-- Exercise brief --
Write out all of the data exactly as it appears.

(Extracted records)

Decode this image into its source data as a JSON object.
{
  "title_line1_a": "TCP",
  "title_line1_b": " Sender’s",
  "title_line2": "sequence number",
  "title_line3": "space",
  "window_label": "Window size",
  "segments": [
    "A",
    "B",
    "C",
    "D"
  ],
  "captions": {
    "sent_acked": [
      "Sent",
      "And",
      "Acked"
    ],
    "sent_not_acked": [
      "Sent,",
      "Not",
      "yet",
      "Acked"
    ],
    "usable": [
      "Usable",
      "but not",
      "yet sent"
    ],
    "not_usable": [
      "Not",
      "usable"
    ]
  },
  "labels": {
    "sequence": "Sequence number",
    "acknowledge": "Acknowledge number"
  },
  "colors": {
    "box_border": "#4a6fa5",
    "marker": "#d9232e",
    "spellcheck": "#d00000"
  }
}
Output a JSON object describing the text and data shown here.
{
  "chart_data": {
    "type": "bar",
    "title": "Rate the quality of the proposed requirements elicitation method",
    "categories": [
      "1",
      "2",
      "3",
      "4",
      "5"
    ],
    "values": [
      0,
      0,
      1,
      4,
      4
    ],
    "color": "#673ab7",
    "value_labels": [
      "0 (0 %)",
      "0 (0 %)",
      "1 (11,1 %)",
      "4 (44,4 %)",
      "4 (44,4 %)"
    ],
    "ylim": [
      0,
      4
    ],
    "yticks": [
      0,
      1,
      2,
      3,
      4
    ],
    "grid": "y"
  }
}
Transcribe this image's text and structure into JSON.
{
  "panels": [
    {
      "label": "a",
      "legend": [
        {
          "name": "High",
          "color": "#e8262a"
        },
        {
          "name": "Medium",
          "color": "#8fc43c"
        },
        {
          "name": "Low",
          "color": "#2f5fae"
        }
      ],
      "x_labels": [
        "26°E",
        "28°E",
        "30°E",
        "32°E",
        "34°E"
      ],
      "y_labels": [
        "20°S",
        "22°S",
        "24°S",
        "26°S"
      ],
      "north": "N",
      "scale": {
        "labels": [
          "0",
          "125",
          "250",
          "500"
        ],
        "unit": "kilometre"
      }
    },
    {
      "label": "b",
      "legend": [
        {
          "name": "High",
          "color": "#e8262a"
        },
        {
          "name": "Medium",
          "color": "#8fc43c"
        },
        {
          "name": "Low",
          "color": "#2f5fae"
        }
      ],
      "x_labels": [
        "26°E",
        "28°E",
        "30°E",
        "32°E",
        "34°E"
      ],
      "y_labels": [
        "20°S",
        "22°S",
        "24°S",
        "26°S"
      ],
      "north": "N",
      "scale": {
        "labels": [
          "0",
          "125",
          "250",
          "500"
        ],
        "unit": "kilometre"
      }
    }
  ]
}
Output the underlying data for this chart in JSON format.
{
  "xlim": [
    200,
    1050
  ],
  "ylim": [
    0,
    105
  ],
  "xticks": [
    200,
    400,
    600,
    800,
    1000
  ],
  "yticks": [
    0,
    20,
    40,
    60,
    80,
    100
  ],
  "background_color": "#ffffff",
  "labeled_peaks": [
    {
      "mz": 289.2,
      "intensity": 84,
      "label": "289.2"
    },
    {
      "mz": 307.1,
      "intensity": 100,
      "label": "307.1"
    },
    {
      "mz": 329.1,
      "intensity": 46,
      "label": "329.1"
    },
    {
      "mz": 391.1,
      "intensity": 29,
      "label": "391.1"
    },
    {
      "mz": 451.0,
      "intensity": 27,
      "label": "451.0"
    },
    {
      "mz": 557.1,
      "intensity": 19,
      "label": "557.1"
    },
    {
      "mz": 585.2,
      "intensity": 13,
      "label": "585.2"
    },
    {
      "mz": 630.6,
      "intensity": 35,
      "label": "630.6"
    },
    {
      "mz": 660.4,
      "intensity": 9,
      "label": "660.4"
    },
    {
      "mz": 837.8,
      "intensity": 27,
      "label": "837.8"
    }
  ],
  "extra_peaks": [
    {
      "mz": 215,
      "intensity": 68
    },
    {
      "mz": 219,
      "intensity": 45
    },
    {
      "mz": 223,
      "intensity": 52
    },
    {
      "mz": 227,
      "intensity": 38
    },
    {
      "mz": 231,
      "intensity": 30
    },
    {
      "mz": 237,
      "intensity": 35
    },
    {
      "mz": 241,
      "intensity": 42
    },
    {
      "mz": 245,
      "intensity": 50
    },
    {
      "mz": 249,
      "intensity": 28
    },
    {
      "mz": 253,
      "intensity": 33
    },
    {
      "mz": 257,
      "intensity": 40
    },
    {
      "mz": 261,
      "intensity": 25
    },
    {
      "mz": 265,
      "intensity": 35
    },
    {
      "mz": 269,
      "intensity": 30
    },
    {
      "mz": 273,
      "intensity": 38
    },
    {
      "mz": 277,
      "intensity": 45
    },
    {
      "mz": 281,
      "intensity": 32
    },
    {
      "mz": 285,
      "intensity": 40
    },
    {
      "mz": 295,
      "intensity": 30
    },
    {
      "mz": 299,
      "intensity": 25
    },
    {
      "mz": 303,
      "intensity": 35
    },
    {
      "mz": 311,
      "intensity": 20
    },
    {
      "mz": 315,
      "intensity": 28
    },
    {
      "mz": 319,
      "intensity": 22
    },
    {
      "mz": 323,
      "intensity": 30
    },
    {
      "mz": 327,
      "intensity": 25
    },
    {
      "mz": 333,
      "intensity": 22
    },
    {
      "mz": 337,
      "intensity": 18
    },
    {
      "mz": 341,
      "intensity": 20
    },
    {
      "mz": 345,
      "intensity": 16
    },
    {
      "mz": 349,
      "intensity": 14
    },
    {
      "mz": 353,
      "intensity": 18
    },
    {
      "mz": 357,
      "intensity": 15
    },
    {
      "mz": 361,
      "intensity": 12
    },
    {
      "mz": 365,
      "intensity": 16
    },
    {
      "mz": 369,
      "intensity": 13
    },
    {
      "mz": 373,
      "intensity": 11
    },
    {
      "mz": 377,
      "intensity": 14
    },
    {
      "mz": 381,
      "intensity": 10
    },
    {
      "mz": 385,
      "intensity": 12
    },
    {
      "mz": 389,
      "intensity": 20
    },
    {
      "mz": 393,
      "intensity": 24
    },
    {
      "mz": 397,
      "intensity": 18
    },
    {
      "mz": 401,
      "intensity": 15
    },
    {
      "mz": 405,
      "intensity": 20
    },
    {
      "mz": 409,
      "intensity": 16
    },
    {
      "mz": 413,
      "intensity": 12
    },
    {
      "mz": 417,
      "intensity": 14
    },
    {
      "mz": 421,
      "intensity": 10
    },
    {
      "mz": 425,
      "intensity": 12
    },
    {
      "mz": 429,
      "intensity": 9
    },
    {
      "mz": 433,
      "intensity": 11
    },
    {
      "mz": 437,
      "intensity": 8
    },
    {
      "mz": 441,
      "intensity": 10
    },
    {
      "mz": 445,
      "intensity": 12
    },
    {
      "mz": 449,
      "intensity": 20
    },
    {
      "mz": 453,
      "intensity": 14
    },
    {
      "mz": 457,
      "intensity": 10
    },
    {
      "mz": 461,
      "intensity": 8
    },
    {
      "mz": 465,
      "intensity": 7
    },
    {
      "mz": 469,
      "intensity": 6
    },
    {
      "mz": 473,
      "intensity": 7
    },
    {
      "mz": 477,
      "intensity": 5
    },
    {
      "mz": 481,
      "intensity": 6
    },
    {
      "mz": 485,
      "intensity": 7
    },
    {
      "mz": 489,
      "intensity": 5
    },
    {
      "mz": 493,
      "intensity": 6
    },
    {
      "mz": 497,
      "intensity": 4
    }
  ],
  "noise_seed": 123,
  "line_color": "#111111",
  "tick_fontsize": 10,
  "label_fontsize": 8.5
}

-- Reply --
Decode this image into its source data as a JSON object.
{
  "title_line1_a": "TCP",
  "title_line1_b": " Sender’s",
  "title_line2": "sequence number",
  "title_line3": "space",
  "window_label": "Window size",
  "segments": [
    "A",
    "B",
    "C",
    "D"
  ],
  "captions": {
    "sent_acked": [
      "Sent",
      "And",
      "Acked"
    ],
    "sent_not_acked": [
      "Sent,",
      "Not",
      "yet",
      "Acked"
    ],
    "usable": [
      "Usable",
      "but not",
      "yet sent"
    ],
    "not_usable": [
      "Not",
      "usable"
    ]
  },
  "labels": {
    "sequence": "Sequence number",
    "acknowledge": "Acknowledge number"
  },
  "colors": {
    "box_border": "#4a6fa5",
    "marker": "#d9232e",
    "spellcheck": "#d00000"
  }
}
Output a JSON object describing the text and data shown here.
{
  "chart_data": {
    "type": "bar",
    "title": "Rate the quality of the proposed requirements elicitation method",
    "categories": [
      "1",
      "2",
      "3",
      "4",
      "5"
    ],
    "values": [
      0,
      0,
      1,
      4,
      4
    ],
    "color": "#673ab7",
    "value_labels": [
      "0 (0 %)",
      "0 (0 %)",
      "1 (11,1 %)",
      "4 (44,4 %)",
      "4 (44,4 %)"
    ],
    "ylim": [
      0,
      4
    ],
    "yticks": [
      0,
      1,
      2,
      3,
      4
    ],
    "grid": "y"
  }
}
Transcribe this image's text and structure into JSON.
{
  "panels": [
    {
      "label": "a",
      "legend": [
        {
          "name": "High",
          "color": "#e8262a"
        },
        {
          "name": "Medium",
          "color": "#8fc43c"
        },
        {
          "name": "Low",
          "color": "#2f5fae"
        }
      ],
      "x_labels": [
        "26°E",
        "28°E",
        "30°E",
        "32°E",
        "34°E"
      ],
      "y_labels": [
        "20°S",
        "22°S",
        "24°S",
        "26°S"
      ],
      "north": "N",
      "scale": {
        "labels": [
          "0",
          "125",
          "250",
          "500"
        ],
        "unit": "kilometre"
      }
    },
    {
      "label": "b",
      "legend": [
        {
          "name": "High",
          "color": "#e8262a"
        },
        {
          "name": "Medium",
          "color": "#8fc43c"
        },
        {
          "name": "Low",
          "color": "#2f5fae"
        }
      ],
      "x_labels": [
        "26°E",
        "28°E",
        "30°E",
        "32°E",
        "34°E"
      ],
      "y_labels": [
        "20°S",
        "22°S",
        "24°S",
        "26°S"
      ],
      "north": "N",
      "scale": {
        "labels": [
          "0",
          "125",
          "250",
          "500"
        ],
        "unit": "kilometre"
      }
    }
  ]
}
Output the underlying data for this chart in JSON format.
{
  "xlim": [
    200,
    1050
  ],
  "ylim": [
    0,
    105
  ],
  "xticks": [
    200,
    400,
    600,
    800,
    1000
  ],
  "yticks": [
    0,
    20,
    40,
    60,
    80,
    100
  ],
  "background_color": "#ffffff",
  "labeled_peaks": [
    {
      "mz": 289.2,
      "intensity": 84,
      "label": "289.2"
    },
    {
      "mz": 307.1,
      "intensity": 100,
      "label": "307.1"
    },
    {
      "mz": 329.1,
      "intensity": 46,
      "label": "329.1"
    },
    {
      "mz": 391.1,
      "intensity": 29,
      "label": "391.1"
    },
    {
      "mz": 451.0,
      "intensity": 27,
      "label": "451.0"
    },
    {
      "mz": 557.1,
      "intensity": 19,
      "label": "557.1"
    },
    {
      "mz": 585.2,
      "intensity": 13,
      "label": "585.2"
    },
    {
      "mz": 630.6,
      "intensity": 35,
      "label": "630.6"
    },
    {
      "mz": 660.4,
      "intensity": 9,
      "label": "660.4"
    },
    {
      "mz": 837.8,
      "intensity": 27,
      "label": "837.8"
    }
  ],
  "extra_peaks": [
    {
      "mz": 215,
      "intensity": 68
    },
    {
      "mz": 219,
      "intensity": 45
    },
    {
      "mz": 223,
      "intensity": 52
    },
    {
      "mz": 227,
      "intensity": 38
    },
    {
      "mz": 231,
      "intensity": 30
    },
    {
      "mz": 237,
      "intensity": 35
    },
    {
      "mz": 241,
      "intensity": 42
    },
    {
      "mz": 245,
      "intensity": 50
    },
    {
      "mz": 249,
      "intensity": 28
    },
    {
      "mz": 253,
      "intensity": 33
    },
    {
      "mz": 257,
      "intensity": 40
    },
    {
      "mz": 261,
      "intensity": 25
    },
    {
      "mz": 265,
      "intensity": 35
    },
    {
      "mz": 269,
      "intensity": 30
    },
    {
      "mz": 273,
      "intensity": 38
    },
    {
      "mz": 277,
      "intensity": 45
    },
    {
      "mz": 281,
      "intensity": 32
    },
    {
      "mz": 285,
      "intensity": 40
    },
    {
      "mz": 295,
      "intensity": 30
    },
    {
      "mz": 299,
      "intensity": 25
    },
    {
      "mz": 303,
      "intensity": 35
    },
    {
      "mz": 311,
      "intensity": 20
    },
    {
      "mz": 315,
      "intensity": 28
    },
    {
      "mz": 319,
      "intensity": 22
    },
    {
      "mz": 323,
      "intensity": 30
    },
    {
      "mz": 327,
      "intensity": 25
    },
    {
      "mz": 333,
      "intensity": 22
    },
    {
      "mz": 337,
      "intensity": 18
    },
    {
      "mz": 341,
      "intensity": 20
    },
    {
      "mz": 345,
      "intensity": 16
    },
    {
      "mz": 349,
      "intensity": 14
    },
    {
      "mz": 353,
      "intensity": 18
    },
    {
      "mz": 357,
      "intensity": 15
    },
    {
      "mz": 361,
      "intensity": 12
    },
    {
      "mz": 365,
      "intensity": 16
    },
    {
      "mz": 369,
      "intensity": 13
    },
    {
      "mz": 373,
      "intensity": 11
    },
    {
      "mz": 377,
      "intensity": 14
    },
    {
      "mz": 381,
      "intensity": 10
    },
    {
      "mz": 385,
      "intensity": 12
    },
    {
      "mz": 389,
      "intensity": 20
    },
    {
      "mz": 393,
      "intensity": 24
    },
    {
      "mz": 397,
      "intensity": 18
    },
    {
      "mz": 401,
      "intensity": 15
    },
    {
      "mz": 405,
      "intensity": 20
    },
    {
      "mz": 409,
      "intensity": 16
    },
    {
      "mz": 413,
      "intensity": 12
    },
    {
      "mz": 417,
      "intensity": 14
    },
    {
      "mz": 421,
      "intensity": 10
    },
    {
      "mz": 425,
      "intensity": 12
    },
    {
      "mz": 429,
      "intensity": 9
    },
    {
      "mz": 433,
      "intensity": 11
    },
    {
      "mz": 437,
      "intensity": 8
    },
    {
      "mz": 441,
      "intensity": 10
    },
    {
      "mz": 445,
      "intensity": 12
    },
    {
      "mz": 449,
      "intensity": 20
    },
    {
      "mz": 453,
      "intensity": 14
    },
    {
      "mz": 457,
      "intensity": 10
    },
    {
      "mz": 461,
      "intensity": 8
    },
    {
      "mz": 465,
      "intensity": 7
    },
    {
      "mz": 469,
      "intensity": 6
    },
    {
      "mz": 473,
      "intensity": 7
    },
    {
      "mz": 477,
      "intensity": 5
    },
    {
      "mz": 481,
      "intensity": 6
    },
    {
      "mz": 485,
      "intensity": 7
    },
    {
      "mz": 489,
      "intensity": 5
    },
    {
      "mz": 493,
      "intensity": 6
    },
    {
      "mz": 497,
      "intensity": 4
    }
  ],
  "noise_seed": 123,
  "line_color": "#111111",
  "tick_fontsize": 10,
  "label_fontsize": 8.5
}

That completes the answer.